§ **TASK DIRECTIONS**:
From the entries below, copy out every line with "الله" in it.

§ **DATASET CONTENT**:
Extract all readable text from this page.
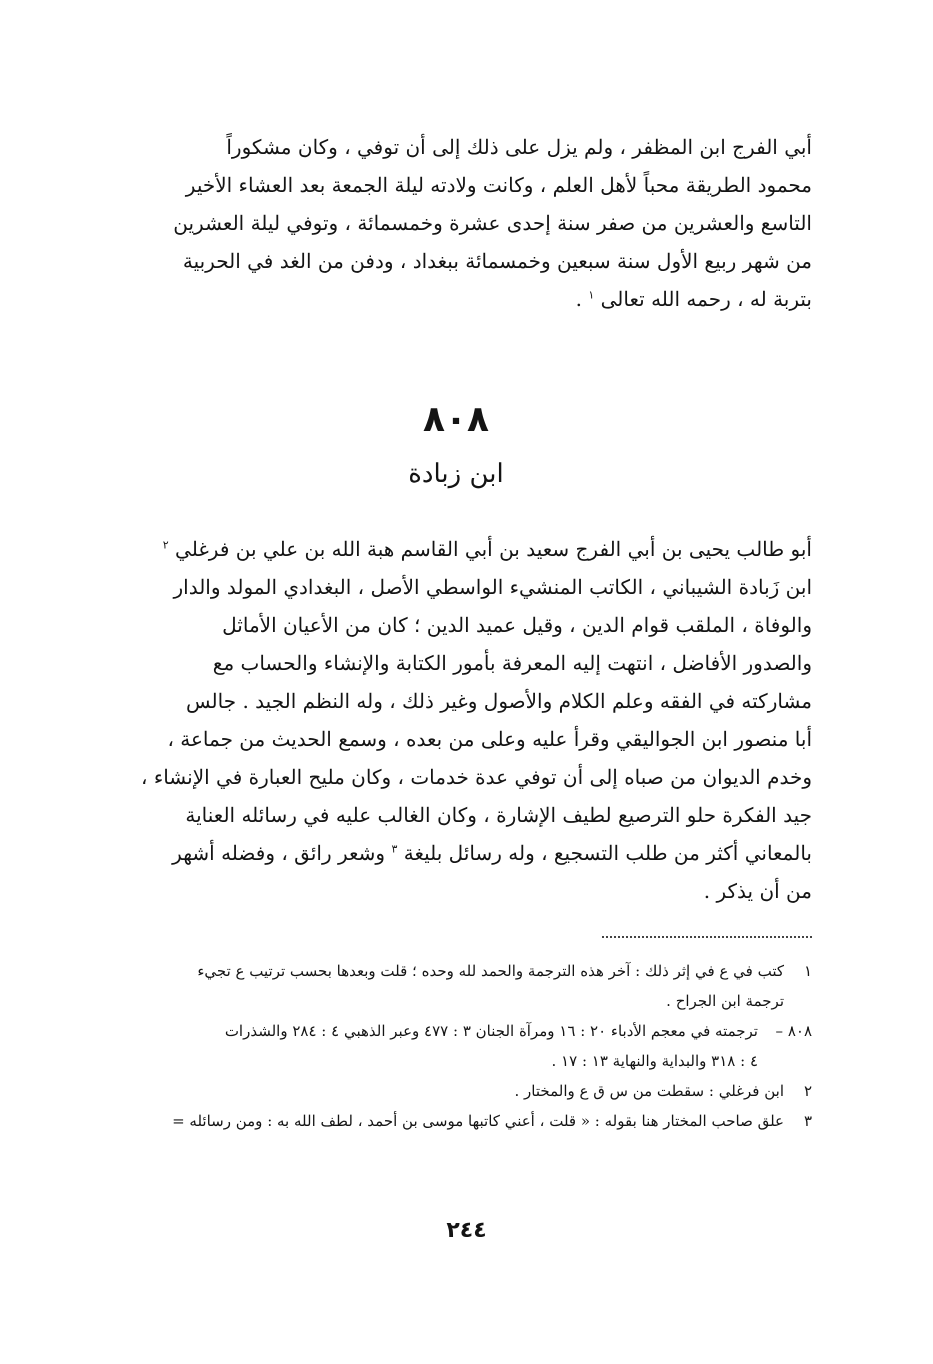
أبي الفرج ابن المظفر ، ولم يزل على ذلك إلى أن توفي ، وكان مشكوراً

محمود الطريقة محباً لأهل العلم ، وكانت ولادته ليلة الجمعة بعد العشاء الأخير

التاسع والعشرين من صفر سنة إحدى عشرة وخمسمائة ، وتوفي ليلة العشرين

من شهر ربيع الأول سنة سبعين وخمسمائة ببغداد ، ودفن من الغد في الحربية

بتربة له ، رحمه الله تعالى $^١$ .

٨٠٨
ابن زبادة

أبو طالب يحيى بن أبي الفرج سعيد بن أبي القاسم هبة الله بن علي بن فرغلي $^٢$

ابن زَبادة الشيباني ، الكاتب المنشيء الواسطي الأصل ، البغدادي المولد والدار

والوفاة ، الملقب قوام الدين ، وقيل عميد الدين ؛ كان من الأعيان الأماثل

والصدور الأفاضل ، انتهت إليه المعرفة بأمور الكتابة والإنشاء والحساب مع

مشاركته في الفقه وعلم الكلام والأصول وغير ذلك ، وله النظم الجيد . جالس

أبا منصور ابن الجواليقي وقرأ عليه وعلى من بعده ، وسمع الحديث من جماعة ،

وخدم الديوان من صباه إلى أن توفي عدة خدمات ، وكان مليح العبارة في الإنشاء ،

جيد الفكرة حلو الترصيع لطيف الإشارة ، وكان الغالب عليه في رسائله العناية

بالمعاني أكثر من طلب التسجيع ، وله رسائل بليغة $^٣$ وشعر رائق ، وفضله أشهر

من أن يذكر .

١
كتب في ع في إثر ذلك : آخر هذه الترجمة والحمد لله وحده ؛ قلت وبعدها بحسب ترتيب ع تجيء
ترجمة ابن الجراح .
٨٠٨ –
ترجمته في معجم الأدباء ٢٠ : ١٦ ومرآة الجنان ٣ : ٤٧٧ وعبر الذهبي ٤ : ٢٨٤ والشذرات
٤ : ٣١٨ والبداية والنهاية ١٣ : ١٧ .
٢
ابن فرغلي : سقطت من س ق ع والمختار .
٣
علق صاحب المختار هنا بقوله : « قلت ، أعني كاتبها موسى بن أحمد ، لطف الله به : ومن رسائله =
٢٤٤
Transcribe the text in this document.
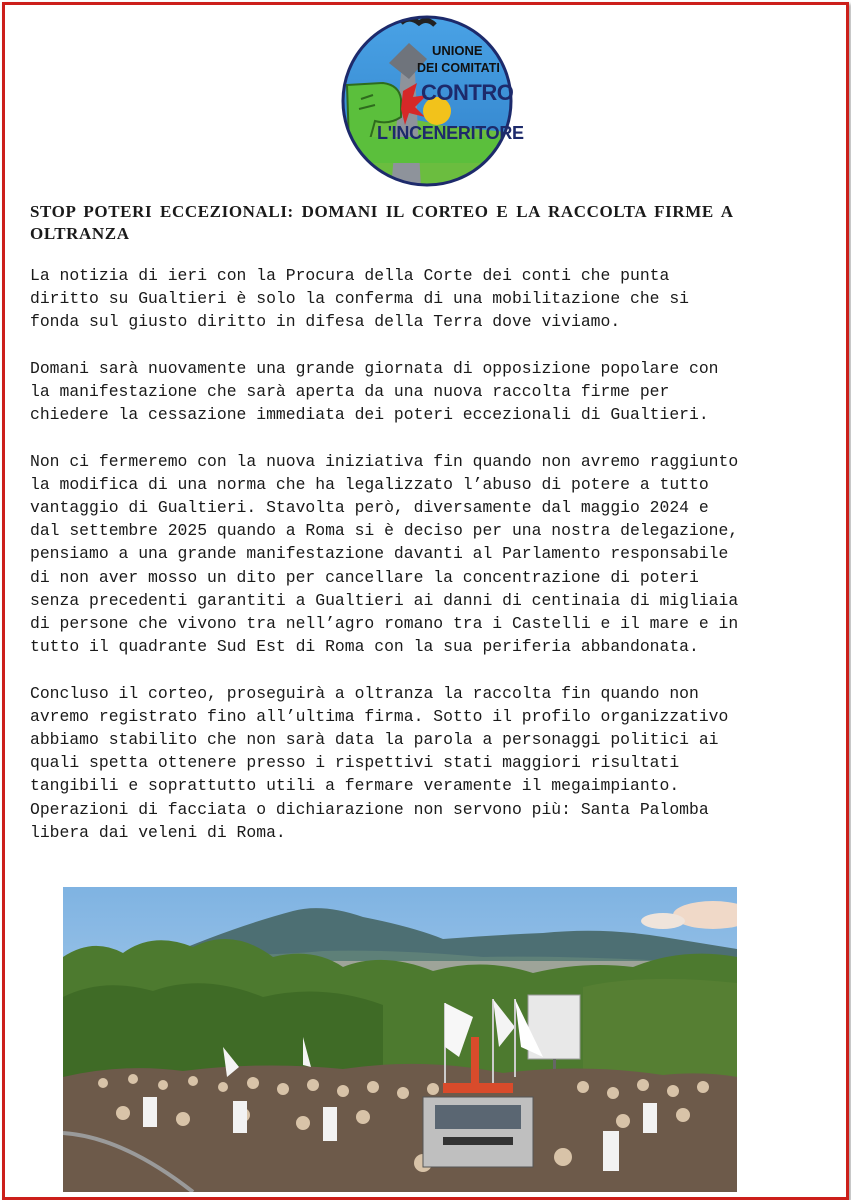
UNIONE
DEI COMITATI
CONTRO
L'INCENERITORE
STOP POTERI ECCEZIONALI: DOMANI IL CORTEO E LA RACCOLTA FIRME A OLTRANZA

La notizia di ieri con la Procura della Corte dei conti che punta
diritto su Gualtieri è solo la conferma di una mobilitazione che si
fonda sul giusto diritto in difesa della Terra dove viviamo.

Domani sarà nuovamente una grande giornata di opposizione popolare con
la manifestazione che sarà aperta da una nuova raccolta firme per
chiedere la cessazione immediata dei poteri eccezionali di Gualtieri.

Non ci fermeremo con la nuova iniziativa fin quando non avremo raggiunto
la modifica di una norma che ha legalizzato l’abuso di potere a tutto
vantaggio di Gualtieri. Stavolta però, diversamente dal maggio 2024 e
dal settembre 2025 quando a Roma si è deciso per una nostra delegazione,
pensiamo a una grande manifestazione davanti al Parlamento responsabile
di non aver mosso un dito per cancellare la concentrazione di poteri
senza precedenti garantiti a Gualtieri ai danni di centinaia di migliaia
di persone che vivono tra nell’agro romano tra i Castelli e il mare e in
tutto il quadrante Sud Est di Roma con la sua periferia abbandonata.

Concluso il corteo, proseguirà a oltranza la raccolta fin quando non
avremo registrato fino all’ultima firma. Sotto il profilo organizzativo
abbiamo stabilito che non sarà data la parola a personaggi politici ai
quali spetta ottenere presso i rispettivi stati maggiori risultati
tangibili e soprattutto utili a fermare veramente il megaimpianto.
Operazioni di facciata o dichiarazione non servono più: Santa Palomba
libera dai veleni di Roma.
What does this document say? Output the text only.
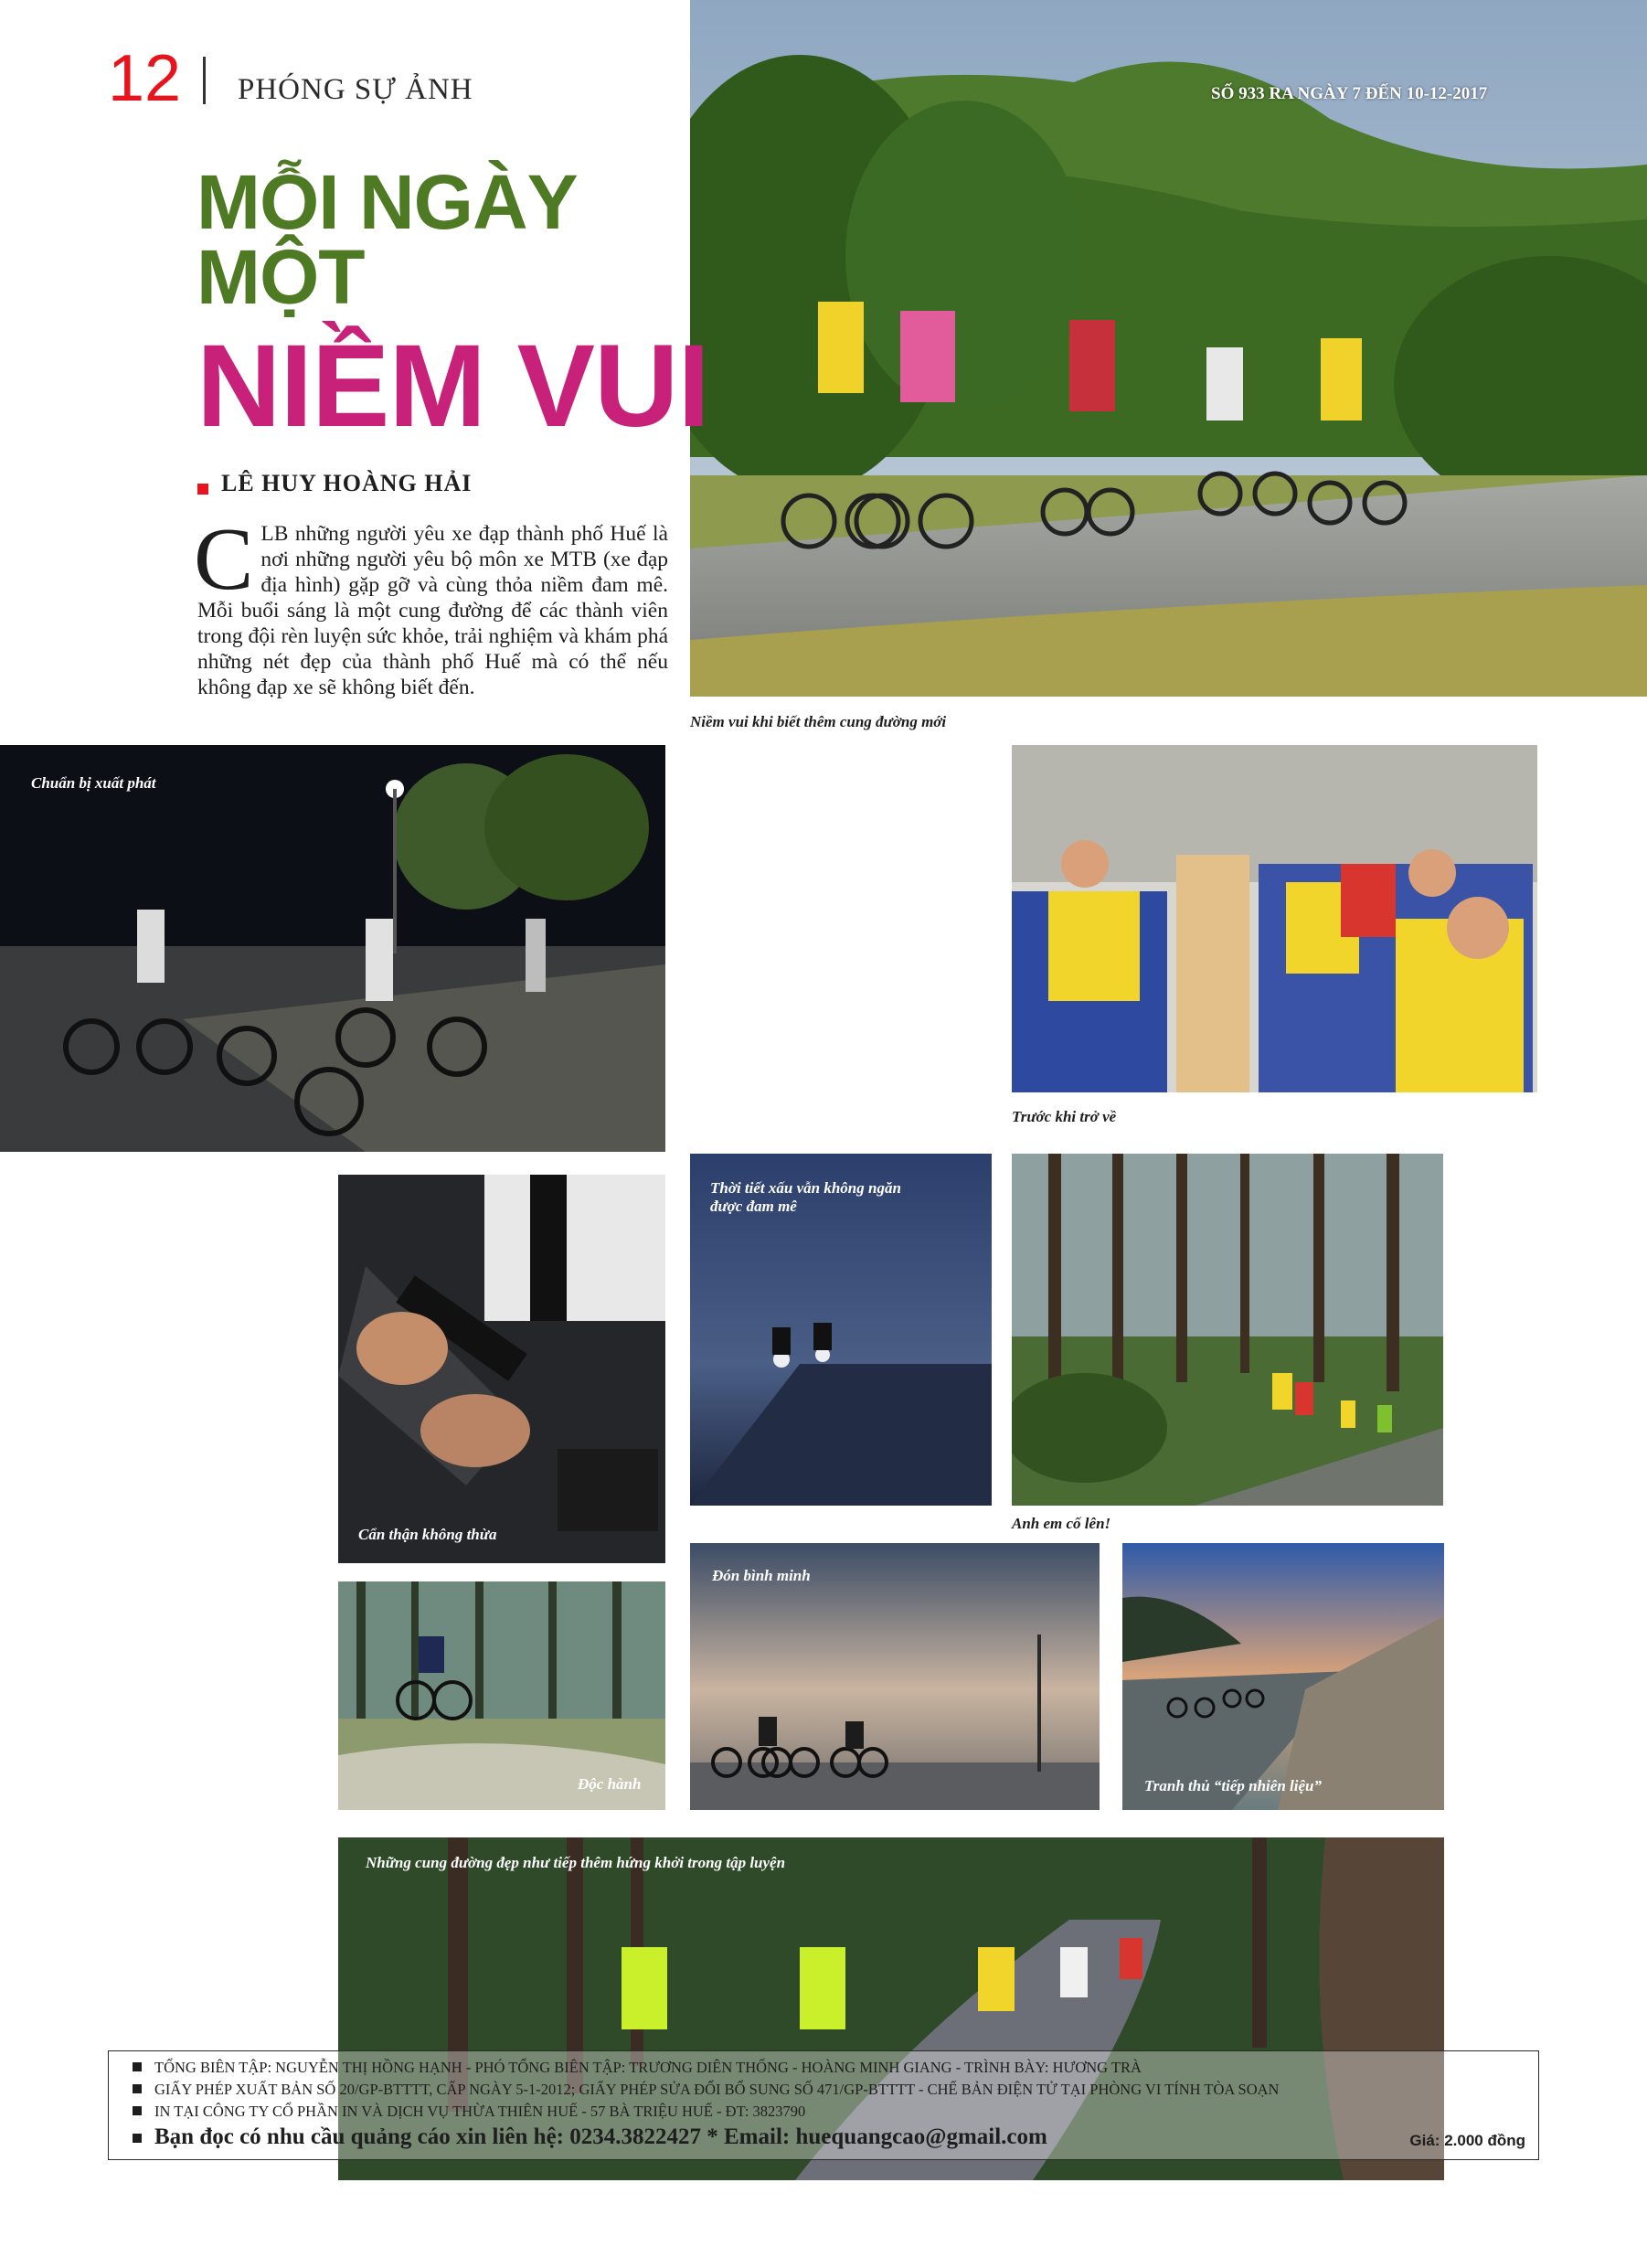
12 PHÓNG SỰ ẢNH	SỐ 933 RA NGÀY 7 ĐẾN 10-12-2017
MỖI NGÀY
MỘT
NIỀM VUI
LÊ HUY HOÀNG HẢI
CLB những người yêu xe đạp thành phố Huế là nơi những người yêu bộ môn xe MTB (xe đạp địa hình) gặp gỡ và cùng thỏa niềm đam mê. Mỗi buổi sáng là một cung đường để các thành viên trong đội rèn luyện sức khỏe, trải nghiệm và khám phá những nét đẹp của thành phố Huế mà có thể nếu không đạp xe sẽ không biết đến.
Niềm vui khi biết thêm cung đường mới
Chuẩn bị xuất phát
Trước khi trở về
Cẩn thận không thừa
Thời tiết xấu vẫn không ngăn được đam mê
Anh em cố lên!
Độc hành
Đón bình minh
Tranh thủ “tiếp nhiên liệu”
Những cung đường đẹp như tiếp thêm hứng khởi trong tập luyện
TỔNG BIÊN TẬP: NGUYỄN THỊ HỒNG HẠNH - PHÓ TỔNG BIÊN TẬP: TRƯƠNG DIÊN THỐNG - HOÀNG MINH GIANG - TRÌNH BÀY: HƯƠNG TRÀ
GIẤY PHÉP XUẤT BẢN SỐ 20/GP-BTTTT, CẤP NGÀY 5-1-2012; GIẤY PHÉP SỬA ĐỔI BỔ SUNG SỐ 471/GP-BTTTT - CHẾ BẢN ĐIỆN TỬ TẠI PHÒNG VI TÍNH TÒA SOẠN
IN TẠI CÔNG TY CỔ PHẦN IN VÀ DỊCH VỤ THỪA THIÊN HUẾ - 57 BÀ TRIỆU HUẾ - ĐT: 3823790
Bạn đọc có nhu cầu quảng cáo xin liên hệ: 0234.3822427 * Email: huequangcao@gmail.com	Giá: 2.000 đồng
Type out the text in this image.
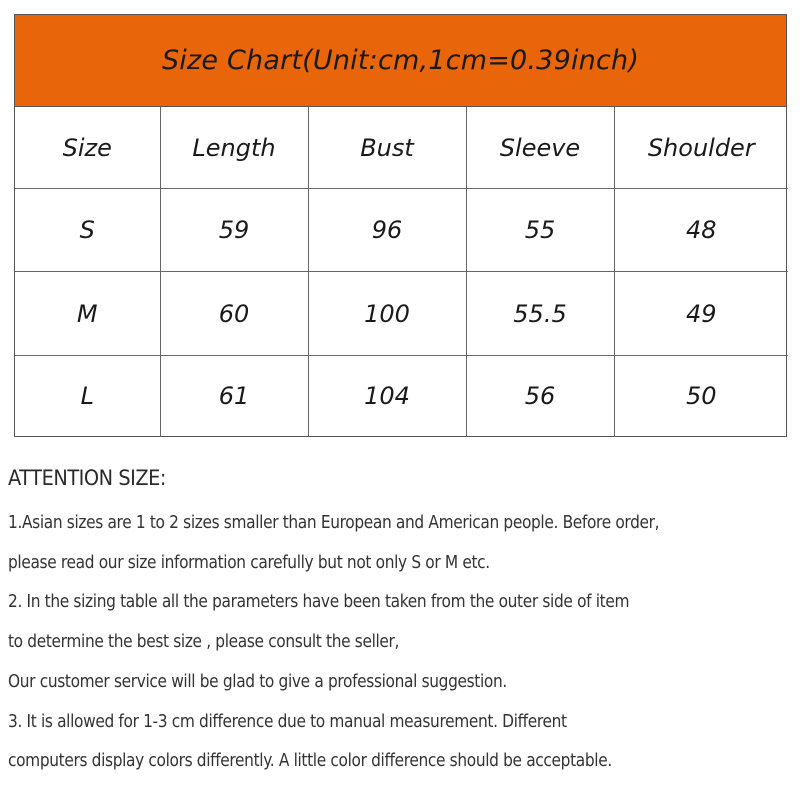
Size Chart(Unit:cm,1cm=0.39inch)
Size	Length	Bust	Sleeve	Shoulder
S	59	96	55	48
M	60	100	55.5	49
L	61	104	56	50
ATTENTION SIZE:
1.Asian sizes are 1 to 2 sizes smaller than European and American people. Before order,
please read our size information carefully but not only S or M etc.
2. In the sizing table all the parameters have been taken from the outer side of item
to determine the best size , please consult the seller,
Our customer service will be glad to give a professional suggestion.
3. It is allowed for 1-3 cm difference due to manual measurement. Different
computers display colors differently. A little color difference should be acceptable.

§ **FULL ANSWER**:
بتربة له ، رحمه الله تعالى $^١$ .
أبو طالب يحيى بن أبي الفرج سعيد بن أبي القاسم هبة الله بن علي بن فرغلي $^٢$
علق صاحب المختار هنا بقوله : « قلت ، أعني كاتبها موسى بن أحمد ، لطف الله به : ومن رسائله =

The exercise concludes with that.